*Given exercise*: Wherever the word "right" appears in a line, extract that line.

*Dataset records*:

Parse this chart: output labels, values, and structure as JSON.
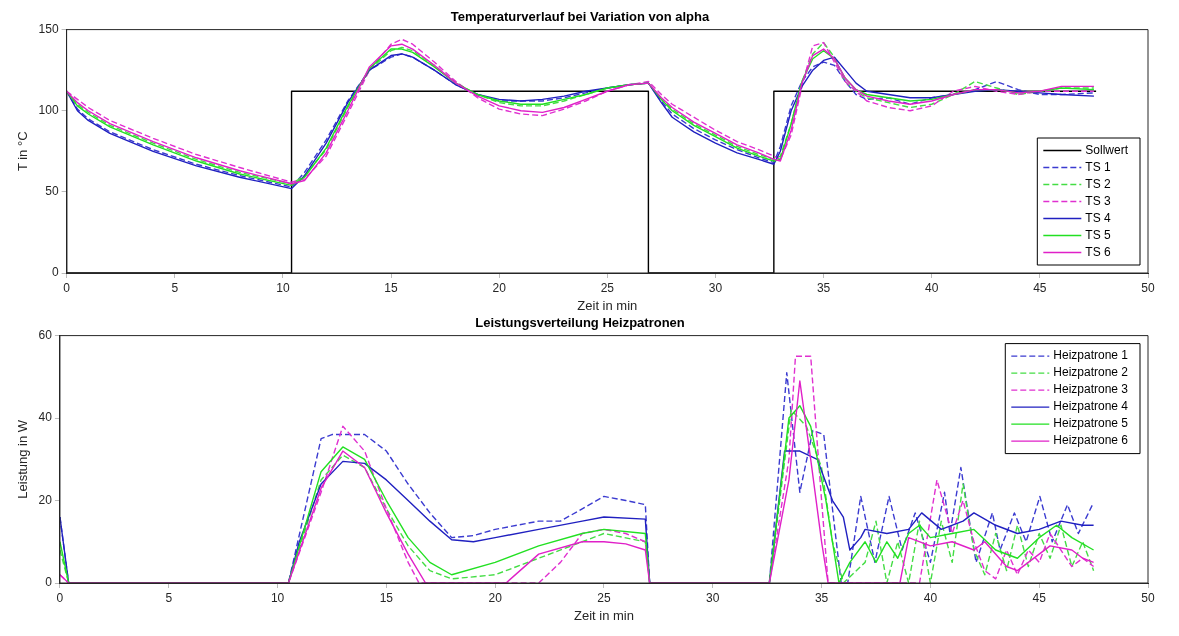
{
  "chart_data": [
    {
      "type": "line",
      "title": "Temperaturverlauf bei Variation von alpha",
      "xlabel": "Zeit in min",
      "ylabel": "T in °C",
      "xlim": [
        0,
        50
      ],
      "xticks": [
        0,
        5,
        10,
        15,
        20,
        25,
        30,
        35,
        40,
        45,
        50
      ],
      "ylim": [
        0,
        150
      ],
      "yticks": [
        0,
        50,
        100,
        150
      ],
      "grid": false,
      "legend": "bottom right",
      "marker": "none",
      "series": [
        {
          "name": "Sollwert",
          "color": "#000000",
          "line_style": "solid",
          "x": [
            0,
            0,
            10.4,
            10.4,
            26.9,
            26.9,
            32.7,
            32.7,
            47.6
          ],
          "values": [
            112,
            0,
            0,
            112,
            112,
            0,
            0,
            112,
            112
          ]
        },
        {
          "name": "TS 1",
          "color": "#3b3bd0",
          "line_style": "dashed",
          "x": [
            0,
            0.5,
            1,
            2,
            4,
            6,
            8,
            10.4,
            11,
            12,
            13,
            14,
            15,
            15.5,
            16,
            17,
            18,
            19,
            20,
            21,
            22,
            23,
            24,
            25,
            26,
            26.9,
            27.5,
            28,
            29,
            30,
            31,
            32,
            32.7,
            33,
            33.5,
            34,
            34.5,
            35,
            35.5,
            36,
            36.5,
            37,
            38,
            39,
            40,
            41,
            42,
            43,
            44,
            45,
            46,
            47.5
          ],
          "values": [
            112,
            101,
            95,
            87,
            76,
            67,
            60,
            53,
            62,
            82,
            106,
            125,
            133,
            135,
            133,
            125,
            116,
            110,
            106,
            106,
            106,
            108,
            111,
            114,
            116,
            117,
            106,
            98,
            89,
            82,
            76,
            71,
            68,
            78,
            103,
            118,
            127,
            130,
            128,
            118,
            110,
            107,
            108,
            104,
            108,
            110,
            113,
            118,
            113,
            110,
            110,
            111
          ]
        },
        {
          "name": "TS 2",
          "color": "#44dd44",
          "line_style": "dashed",
          "x": [
            0,
            0.5,
            1,
            2,
            4,
            6,
            8,
            10.4,
            11,
            12,
            13,
            14,
            15,
            15.5,
            16,
            17,
            18,
            19,
            20,
            21,
            22,
            23,
            24,
            25,
            26,
            26.9,
            27.5,
            28,
            29,
            30,
            31,
            32,
            32.7,
            33,
            33.5,
            34,
            34.5,
            35,
            35.5,
            36,
            36.5,
            37,
            38,
            39,
            40,
            41,
            42,
            43,
            44,
            45,
            46,
            47.5
          ],
          "values": [
            112,
            104,
            99,
            91,
            80,
            70,
            62,
            55,
            60,
            76,
            102,
            125,
            137,
            139,
            137,
            128,
            117,
            110,
            105,
            103,
            103,
            106,
            110,
            114,
            116,
            117,
            107,
            101,
            92,
            85,
            78,
            73,
            70,
            72,
            92,
            118,
            135,
            142,
            133,
            118,
            112,
            108,
            105,
            102,
            104,
            110,
            118,
            114,
            110,
            112,
            114,
            114
          ]
        },
        {
          "name": "TS 3",
          "color": "#e030d0",
          "line_style": "dashed",
          "x": [
            0,
            0.5,
            1,
            2,
            4,
            6,
            8,
            10.4,
            11,
            12,
            13,
            14,
            15,
            15.5,
            16,
            17,
            18,
            19,
            20,
            21,
            22,
            23,
            24,
            25,
            26,
            26.9,
            27.5,
            28,
            29,
            30,
            31,
            32,
            32.7,
            33,
            33.5,
            34,
            34.5,
            35,
            35.5,
            36,
            36.5,
            37,
            38,
            39,
            40,
            41,
            42,
            43,
            44,
            45,
            46,
            47.5
          ],
          "values": [
            112,
            107,
            102,
            94,
            83,
            73,
            65,
            56,
            58,
            72,
            98,
            125,
            141,
            144,
            141,
            130,
            118,
            108,
            101,
            98,
            97,
            101,
            106,
            112,
            116,
            118,
            110,
            104,
            96,
            88,
            81,
            76,
            72,
            70,
            85,
            115,
            140,
            142,
            130,
            118,
            112,
            106,
            102,
            100,
            103,
            112,
            115,
            112,
            110,
            112,
            112,
            112
          ]
        },
        {
          "name": "TS 4",
          "color": "#2020c0",
          "line_style": "solid",
          "x": [
            0,
            0.5,
            1,
            2,
            4,
            6,
            8,
            10.4,
            11,
            12,
            13,
            14,
            15,
            15.5,
            16,
            17,
            18,
            19,
            20,
            21,
            22,
            23,
            24,
            25,
            26,
            26.9,
            27.5,
            28,
            29,
            30,
            31,
            32,
            32.7,
            33,
            33.5,
            34,
            34.5,
            35,
            35.5,
            36,
            36.5,
            37,
            38,
            39,
            40,
            41,
            42,
            43,
            44,
            45,
            46,
            47.5
          ],
          "values": [
            112,
            100,
            94,
            86,
            75,
            66,
            59,
            52,
            60,
            80,
            105,
            125,
            134,
            135,
            133,
            125,
            116,
            110,
            107,
            106,
            107,
            109,
            112,
            114,
            116,
            117,
            105,
            96,
            87,
            80,
            74,
            70,
            67,
            75,
            100,
            115,
            125,
            131,
            133,
            125,
            117,
            112,
            110,
            108,
            108,
            110,
            112,
            113,
            112,
            111,
            110,
            109
          ]
        },
        {
          "name": "TS 5",
          "color": "#22e022",
          "line_style": "solid",
          "x": [
            0,
            0.5,
            1,
            2,
            4,
            6,
            8,
            10.4,
            11,
            12,
            13,
            14,
            15,
            15.5,
            16,
            17,
            18,
            19,
            20,
            21,
            22,
            23,
            24,
            25,
            26,
            26.9,
            27.5,
            28,
            29,
            30,
            31,
            32,
            32.7,
            33,
            33.5,
            34,
            34.5,
            35,
            35.5,
            36,
            36.5,
            37,
            38,
            39,
            40,
            41,
            42,
            43,
            44,
            45,
            46,
            47.5
          ],
          "values": [
            112,
            103,
            98,
            90,
            79,
            69,
            61,
            54,
            59,
            77,
            103,
            126,
            138,
            138,
            136,
            127,
            117,
            110,
            106,
            104,
            104,
            107,
            110,
            114,
            116,
            117,
            107,
            100,
            91,
            84,
            77,
            72,
            69,
            70,
            92,
            118,
            132,
            137,
            132,
            120,
            113,
            110,
            108,
            106,
            107,
            110,
            113,
            113,
            111,
            112,
            114,
            113
          ]
        },
        {
          "name": "TS 6",
          "color": "#e020c8",
          "line_style": "solid",
          "x": [
            0,
            0.5,
            1,
            2,
            4,
            6,
            8,
            10.4,
            11,
            12,
            13,
            14,
            15,
            15.5,
            16,
            17,
            18,
            19,
            20,
            21,
            22,
            23,
            24,
            25,
            26,
            26.9,
            27.5,
            28,
            29,
            30,
            31,
            32,
            32.7,
            33,
            33.5,
            34,
            34.5,
            35,
            35.5,
            36,
            36.5,
            37,
            38,
            39,
            40,
            41,
            42,
            43,
            44,
            45,
            46,
            47.5
          ],
          "values": [
            112,
            105,
            100,
            92,
            81,
            71,
            63,
            55,
            57,
            74,
            100,
            127,
            140,
            141,
            138,
            128,
            117,
            109,
            103,
            100,
            99,
            102,
            107,
            112,
            116,
            117,
            108,
            102,
            93,
            86,
            79,
            74,
            70,
            69,
            88,
            117,
            134,
            138,
            132,
            120,
            113,
            109,
            106,
            104,
            106,
            110,
            113,
            113,
            111,
            112,
            115,
            115
          ]
        }
      ]
    },
    {
      "type": "line",
      "title": "Leistungsverteilung Heizpatronen",
      "xlabel": "Zeit in min",
      "ylabel": "Leistung in W",
      "xlim": [
        0,
        50
      ],
      "xticks": [
        0,
        5,
        10,
        15,
        20,
        25,
        30,
        35,
        40,
        45,
        50
      ],
      "ylim": [
        0,
        60
      ],
      "yticks": [
        0,
        20,
        40,
        60
      ],
      "grid": false,
      "legend": "top right",
      "marker": "none",
      "series": [
        {
          "name": "Heizpatrone 1",
          "color": "#3b3bd0",
          "line_style": "dashed",
          "x": [
            0,
            0.4,
            10.5,
            12,
            12.5,
            14,
            15,
            16,
            17,
            18,
            19,
            20,
            21,
            22,
            23,
            24,
            25,
            26,
            26.9,
            27.1,
            32.6,
            33.4,
            34,
            34.6,
            35.1,
            35.9,
            36.2,
            36.8,
            37.45,
            38.1,
            38.7,
            39.3,
            40,
            40.65,
            40.9,
            41.4,
            42.1,
            42.85,
            43.2,
            43.86,
            44.4,
            45.03,
            45.6,
            46.3,
            46.8,
            47.45
          ],
          "values": [
            16,
            0,
            0,
            35,
            36,
            36,
            32,
            24,
            17,
            11,
            11.5,
            13,
            14,
            15,
            15,
            18,
            21,
            20,
            19,
            0,
            0,
            51,
            22,
            37,
            36,
            0,
            0,
            21,
            5,
            21,
            8,
            17,
            5,
            22,
            12,
            28,
            5,
            17,
            8,
            17,
            10,
            21,
            10,
            19,
            12,
            19
          ]
        },
        {
          "name": "Heizpatrone 2",
          "color": "#44dd44",
          "line_style": "dashed",
          "x": [
            0,
            0.4,
            10.5,
            12,
            13,
            14,
            15,
            16,
            17,
            18,
            20,
            22,
            24,
            25,
            26.9,
            27.1,
            32.6,
            33.6,
            34.3,
            35,
            35.5,
            36,
            37,
            37.5,
            38,
            38.5,
            39,
            39.5,
            40,
            40.5,
            41,
            41.5,
            42,
            42.5,
            43,
            43.5,
            44,
            44.5,
            45,
            45.5,
            46,
            46.5,
            47,
            47.5
          ],
          "values": [
            8,
            0,
            0,
            25,
            31,
            28,
            18,
            9,
            3,
            1,
            2,
            6,
            10,
            12,
            10,
            0,
            0,
            42,
            38,
            28,
            10,
            0,
            5,
            15,
            0,
            10,
            0,
            15,
            0,
            15,
            5,
            24,
            8,
            2,
            12,
            3,
            14,
            4,
            12,
            6,
            14,
            4,
            10,
            3
          ]
        },
        {
          "name": "Heizpatrone 3",
          "color": "#e030d0",
          "line_style": "dashed",
          "x": [
            0,
            0.4,
            10.5,
            12,
            13,
            14,
            15,
            16,
            16.5,
            22,
            23,
            24,
            25,
            26,
            26.9,
            27.1,
            32.6,
            33.5,
            33.8,
            34.5,
            35,
            35.3,
            39.5,
            40.3,
            41,
            41.5,
            42,
            42.5,
            43,
            43.5,
            44,
            44.5,
            45,
            45.5,
            46,
            46.5,
            47,
            47.5
          ],
          "values": [
            2,
            0,
            0,
            22,
            38,
            32,
            18,
            5,
            0,
            0,
            5,
            12,
            13,
            12,
            10,
            0,
            0,
            30,
            55,
            55,
            20,
            0,
            0,
            25,
            12,
            20,
            10,
            3,
            1,
            8,
            2,
            8,
            5,
            12,
            8,
            4,
            6,
            4
          ]
        },
        {
          "name": "Heizpatrone 4",
          "color": "#2020c0",
          "line_style": "solid",
          "x": [
            0,
            0.4,
            10.5,
            11,
            12,
            13,
            14,
            15,
            16,
            17,
            18,
            19,
            20,
            22,
            24,
            25,
            26.9,
            27.1,
            32.6,
            33.3,
            34,
            34.8,
            35.5,
            36,
            36.3,
            36.8,
            37,
            38,
            39,
            39.6,
            40.5,
            41.5,
            42,
            43,
            44,
            45,
            46,
            47,
            47.5
          ],
          "values": [
            16,
            0,
            0,
            10,
            24,
            29.5,
            29,
            25,
            20,
            15,
            10.5,
            10,
            11,
            13,
            15,
            16,
            15.5,
            0,
            0,
            32,
            32,
            30,
            20,
            16,
            8,
            11,
            13,
            12,
            13,
            17,
            13,
            15,
            17,
            14,
            12,
            13,
            15,
            14,
            14
          ]
        },
        {
          "name": "Heizpatrone 5",
          "color": "#22e022",
          "line_style": "solid",
          "x": [
            0,
            0.4,
            10.5,
            12,
            13,
            14,
            15,
            16,
            17,
            18,
            20,
            22,
            24,
            25,
            26.9,
            27.1,
            32.6,
            33.5,
            34,
            34.5,
            35.2,
            35.8,
            36.3,
            37,
            37.5,
            38,
            38.5,
            39,
            39.5,
            40,
            41,
            42,
            43,
            44,
            45,
            45.8,
            46.5,
            47.5
          ],
          "values": [
            10,
            0,
            0,
            27,
            33,
            30,
            20,
            11,
            5,
            2,
            5,
            9,
            12,
            13,
            12,
            0,
            0,
            40,
            43,
            38,
            20,
            0,
            5,
            10,
            5,
            10,
            6,
            12,
            14,
            11,
            12,
            13,
            8,
            6,
            11,
            14,
            11,
            8
          ]
        },
        {
          "name": "Heizpatrone 6",
          "color": "#e020c8",
          "line_style": "solid",
          "x": [
            0,
            0.4,
            10.5,
            12,
            13,
            14,
            15,
            16,
            16.8,
            20.5,
            22,
            24,
            25,
            26,
            26.9,
            27.1,
            32.6,
            33.5,
            34,
            34.5,
            35,
            35.3,
            38.6,
            39,
            40,
            41,
            42,
            42.5,
            43.5,
            44,
            45,
            45.5,
            46.5,
            47,
            47.5
          ],
          "values": [
            2,
            0,
            0,
            23,
            32,
            28,
            17,
            7,
            0,
            0,
            7,
            10,
            10,
            9.5,
            8,
            0,
            0,
            25,
            49,
            30,
            10,
            0,
            0,
            11,
            9,
            10,
            8,
            10,
            4,
            3,
            7,
            9,
            8,
            6,
            5
          ]
        }
      ]
    }
  ]
}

*Exercise result*:
      "legend": "bottom right",
      "legend": "top right",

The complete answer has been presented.